* Written instruction *
Of the lines in the entries, how many hold the word "hashtag"? Give that number alone.

## Begin Supplied material

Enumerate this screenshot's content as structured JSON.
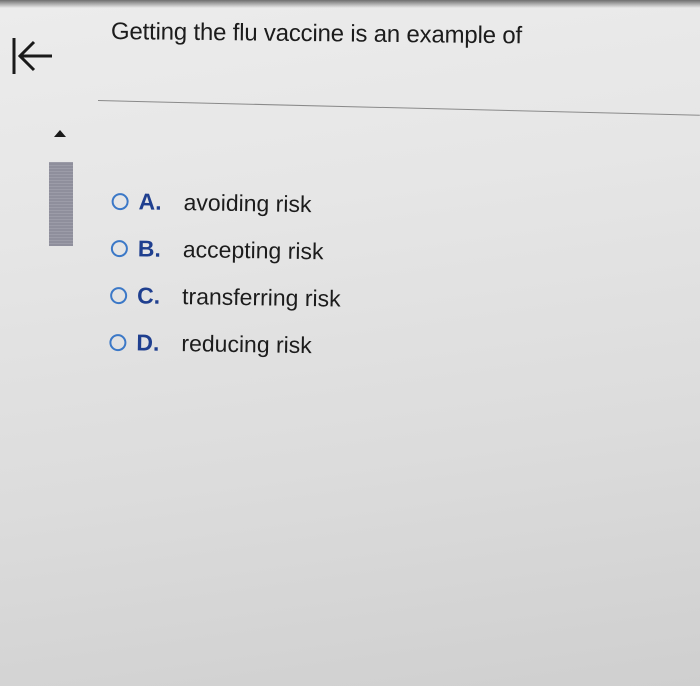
{
  "question": {
    "text": "Getting the flu vaccine is an example of"
  },
  "navigation": {
    "back_icon": "collapse-left-arrow-icon"
  },
  "options": [
    {
      "letter": "A.",
      "text": "avoiding risk"
    },
    {
      "letter": "B.",
      "text": "accepting risk"
    },
    {
      "letter": "C.",
      "text": "transferring risk"
    },
    {
      "letter": "D.",
      "text": "reducing risk"
    }
  ],
  "colors": {
    "radio_border": "#3b78c7",
    "letter": "#1f3f8f",
    "text": "#1c1c1c",
    "background": "#e6e6e6"
  }
}
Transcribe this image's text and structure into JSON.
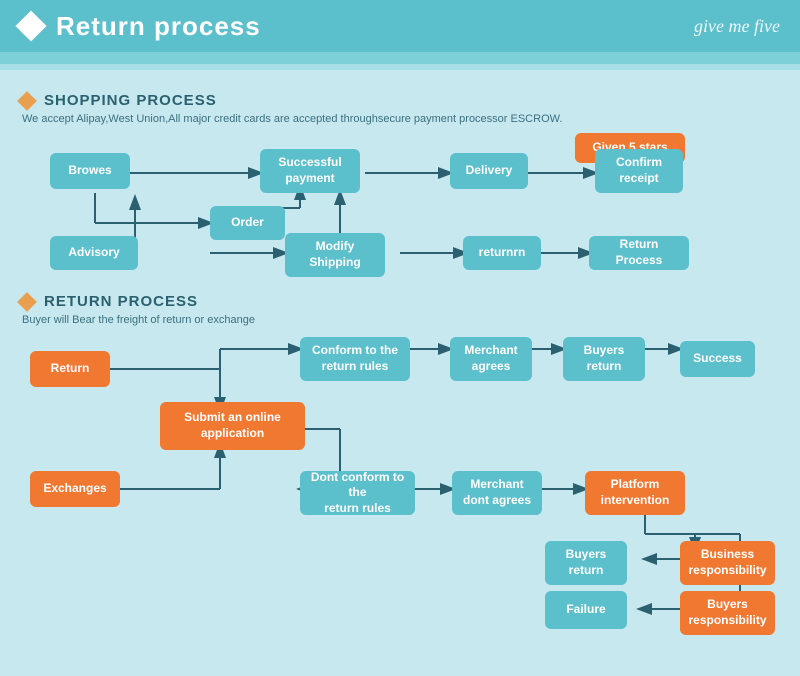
{
  "header": {
    "title": "Return process",
    "brand": "give me five"
  },
  "shopping_section": {
    "title": "SHOPPING PROCESS",
    "subtitle": "We accept Alipay,West Union,All major credit cards are accepted throughsecure payment processor ESCROW.",
    "boxes": {
      "browes": "Browes",
      "order": "Order",
      "advisory": "Advisory",
      "modify_shipping": "Modify\nShipping",
      "successful_payment": "Successful\npayment",
      "delivery": "Delivery",
      "confirm_receipt": "Confirm\nreceipt",
      "given_5_stars": "Given 5 stars",
      "returnrn": "returnrn",
      "return_process": "Return Process"
    }
  },
  "return_section": {
    "title": "RETURN PROCESS",
    "subtitle": "Buyer will Bear the freight of return or exchange",
    "boxes": {
      "return_btn": "Return",
      "exchanges": "Exchanges",
      "submit_online": "Submit an online\napplication",
      "conform_rules": "Conform to the\nreturn rules",
      "dont_conform_rules": "Dont conform to the\nreturn rules",
      "merchant_agrees": "Merchant\nagrees",
      "merchant_dont_agrees": "Merchant\ndont agrees",
      "buyers_return1": "Buyers\nreturn",
      "buyers_return2": "Buyers\nreturn",
      "platform_intervention": "Platform\nintervention",
      "success": "Success",
      "business_responsibility": "Business\nresponsibility",
      "buyers_responsibility": "Buyers\nresponsibility",
      "failure": "Failure"
    }
  }
}
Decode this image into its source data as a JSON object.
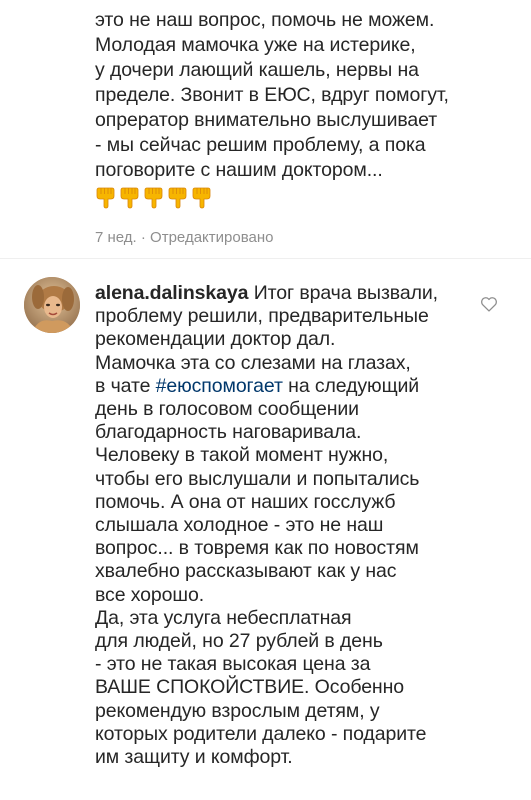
{
  "top_comment": {
    "lines": [
      "это не наш вопрос, помочь не можем.",
      "Молодая мамочка уже на истерике,",
      "у дочери лающий кашель, нервы на",
      "пределе. Звонит в ЕЮС, вдруг помогут,",
      "опрератор внимательно выслушивает",
      "- мы сейчас решим проблему, а пока",
      "поговорите с нашим доктором..."
    ],
    "emoji_count": 5,
    "emoji_icon": "backhand-index-pointing-down-icon",
    "meta": "7 нед. · Отредактировано"
  },
  "reply": {
    "username": "alena.dalinskaya",
    "first_line_rest": " Итог врача вызвали,",
    "line_2": "проблему решили, предварительные",
    "line_3": "рекомендации доктор дал.",
    "line_4": "Мамочка эта со слезами на глазах,",
    "line_5_before": "в чате ",
    "hashtag": "#еюспомогает",
    "line_5_after": " на следующий",
    "lines_rest": [
      "день в голосовом сообщении",
      "благодарность наговаривала.",
      "Человеку в такой момент нужно,",
      "чтобы его выслушали и попытались",
      "помочь. А она от наших госслужб",
      "слышала холодное - это не наш",
      "вопрос... в товремя как по новостям",
      "хвалебно рассказывают как у нас",
      "все хорошо.",
      "Да, эта услуга небесплатная",
      "для людей, но 27 рублей в день",
      "- это не такая высокая цена за",
      "ВАШЕ СПОКОЙСТВИЕ. Особенно",
      "рекомендую взрослым детям, у",
      "которых родители далеко - подарите",
      "им защиту и комфорт."
    ],
    "like_icon": "heart-outline-icon"
  },
  "colors": {
    "text": "#262626",
    "meta": "#8e8e8e",
    "hashtag": "#00376b",
    "emoji": "#f7b500"
  }
}
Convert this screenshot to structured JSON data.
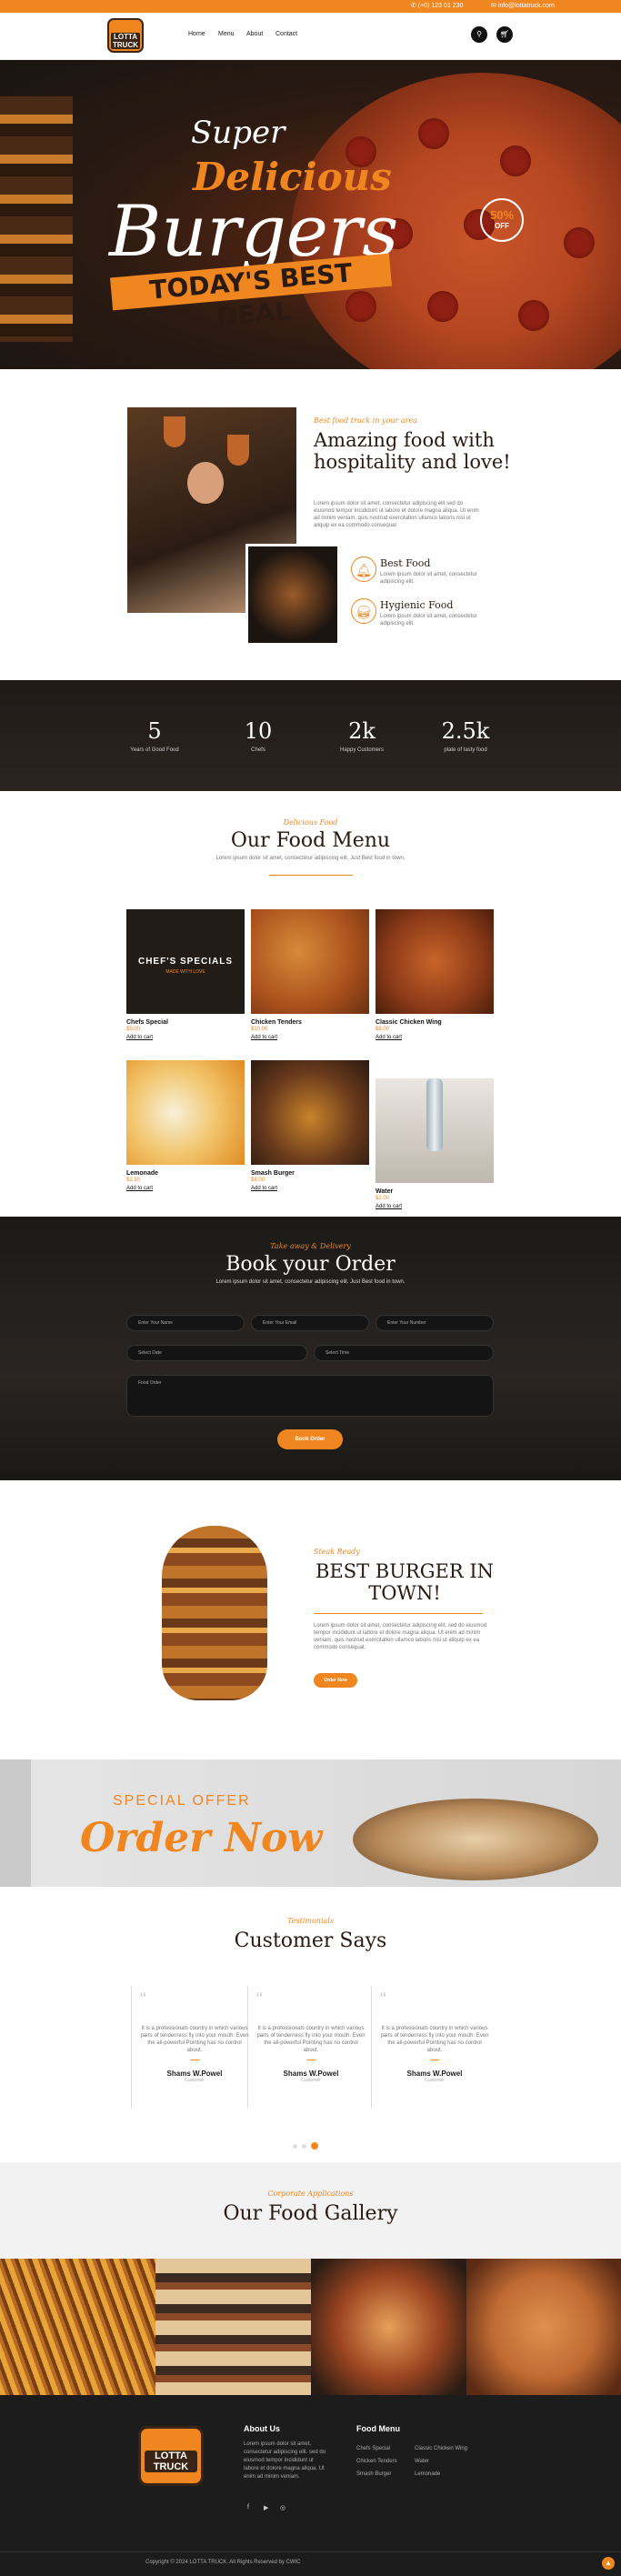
{
  "topbar": {
    "phone": "(+0) 123 01 230",
    "email": "info@lottatruck.com"
  },
  "brand": {
    "logo_text": "LOTTA TRUCK",
    "accent": "#f0861f",
    "dark": "#2a1a12"
  },
  "nav": {
    "items": [
      "Home",
      "Menu",
      "About",
      "Contact"
    ]
  },
  "hero": {
    "line1": "Super",
    "line2": "Delicious",
    "line3": "Burgers",
    "banner": "TODAY'S BEST DEAL",
    "badge_pct": "50%",
    "badge_off": "OFF"
  },
  "about": {
    "script": "Best food truck in your area",
    "title": "Amazing food with hospitality and love!",
    "body": "Lorem ipsum dolor sit amet, consectetur adipiscing elit sed do eiusmod tempor incididunt ut labore et dolore magna aliqua. Ut enim ad minim veniam, quis nostrud exercitation ullamco laboris nisi ut aliquip ex ea commodo consequat",
    "features": [
      {
        "icon": "bell-icon",
        "title": "Best Food",
        "desc": "Lorem ipsum dolor sit amet, consectetur adipiscing elit."
      },
      {
        "icon": "burger-icon",
        "title": "Hygienic Food",
        "desc": "Lorem ipsum dolor sit amet, consectetur adipiscing elit."
      }
    ]
  },
  "stats": [
    {
      "n": "5",
      "l": "Years of Good Food"
    },
    {
      "n": "10",
      "l": "Chefs"
    },
    {
      "n": "2k",
      "l": "Happy Customers"
    },
    {
      "n": "2.5k",
      "l": "plate of tasty food"
    }
  ],
  "menu": {
    "script": "Delicious Food",
    "title": "Our Food Menu",
    "sub": "Lorem ipsum dolor sit amet, consectetur adipiscing elit. Just Best food in town.",
    "add_label": "Add to cart",
    "items": [
      {
        "name": "Chefs Special",
        "price": "$5.00",
        "img": "#211c18",
        "overlay": "CHEF'S SPECIALS",
        "overlay_sub": "MADE WITH LOVE"
      },
      {
        "name": "Chicken Tenders",
        "price": "$10.00",
        "img": "#b86126"
      },
      {
        "name": "Classic Chicken Wing",
        "price": "$8.00",
        "img": "#a84a1d"
      },
      {
        "name": "Lemonade",
        "price": "$2.50",
        "img": "#f2c46a"
      },
      {
        "name": "Smash Burger",
        "price": "$8.00",
        "img": "#6a3a1c"
      },
      {
        "name": "Water",
        "price": "$2.00",
        "img": "#d9d4cc"
      }
    ]
  },
  "booking": {
    "script": "Take away & Delivery",
    "title": "Book your Order",
    "sub": "Lorem ipsum dolor sit amet, consectetur adipiscing elit. Just Best food in town.",
    "name_ph": "Enter Your Name",
    "email_ph": "Enter Your Email",
    "phone_ph": "Enter Your Number",
    "date_ph": "Select Date",
    "time_ph": "Select Time",
    "order_ph": "Food Order",
    "button": "Book Order"
  },
  "best": {
    "script": "Steak Ready",
    "title": "BEST BURGER IN TOWN!",
    "body": "Lorem ipsum dolor sit amet, consectetur adipiscing elit, sed do eiusmod tempor incididunt ut labore et dolore magna aliqua. Ut enim ad minim veniam, quis nostrud exercitation ullamco laboris nisi ut aliquip ex ea commodo consequat.",
    "button": "Order Now"
  },
  "offer": {
    "small": "SPECIAL OFFER",
    "big": "Order Now"
  },
  "testimonials": {
    "script": "Testimonials",
    "title": "Customer Says",
    "items": [
      {
        "quote": "It is a professionals country in which various parts of tenderness fly into your mouth. Even the all-powerful Pointing has no control about.",
        "name": "Shams W.Powel",
        "role": "Customer"
      },
      {
        "quote": "It is a professionals country in which various parts of tenderness fly into your mouth. Even the all-powerful Pointing has no control about.",
        "name": "Shams W.Powel",
        "role": "Customer"
      },
      {
        "quote": "It is a professionals country in which various parts of tenderness fly into your mouth. Even the all-powerful Pointing has no control about.",
        "name": "Shams W.Powel",
        "role": "Customer"
      }
    ]
  },
  "gallery": {
    "script": "Corporate Applications",
    "title": "Our Food Gallery",
    "images": [
      "#b76a24",
      "#3a2a20",
      "#9a4420",
      "#c06a32"
    ]
  },
  "footer": {
    "about_title": "About Us",
    "about_body": "Lorem ipsum dolor sit amet, consectetur adipiscing elit. sed do eiusmod tempor incididunt ut labore et dolore magna aliqua. Ut enim ad minim veniam.",
    "menu_title": "Food Menu",
    "menu_items": [
      "Chefs Special",
      "Chicken Tenders",
      "Smash Burger",
      "Classic Chicken Wing",
      "Water",
      "Lemonade"
    ],
    "copyright": "Copyright © 2024 LOTTA TRUCK. All Rights Reserved by CWIC"
  }
}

## End Supplied material

* Correct answer *
2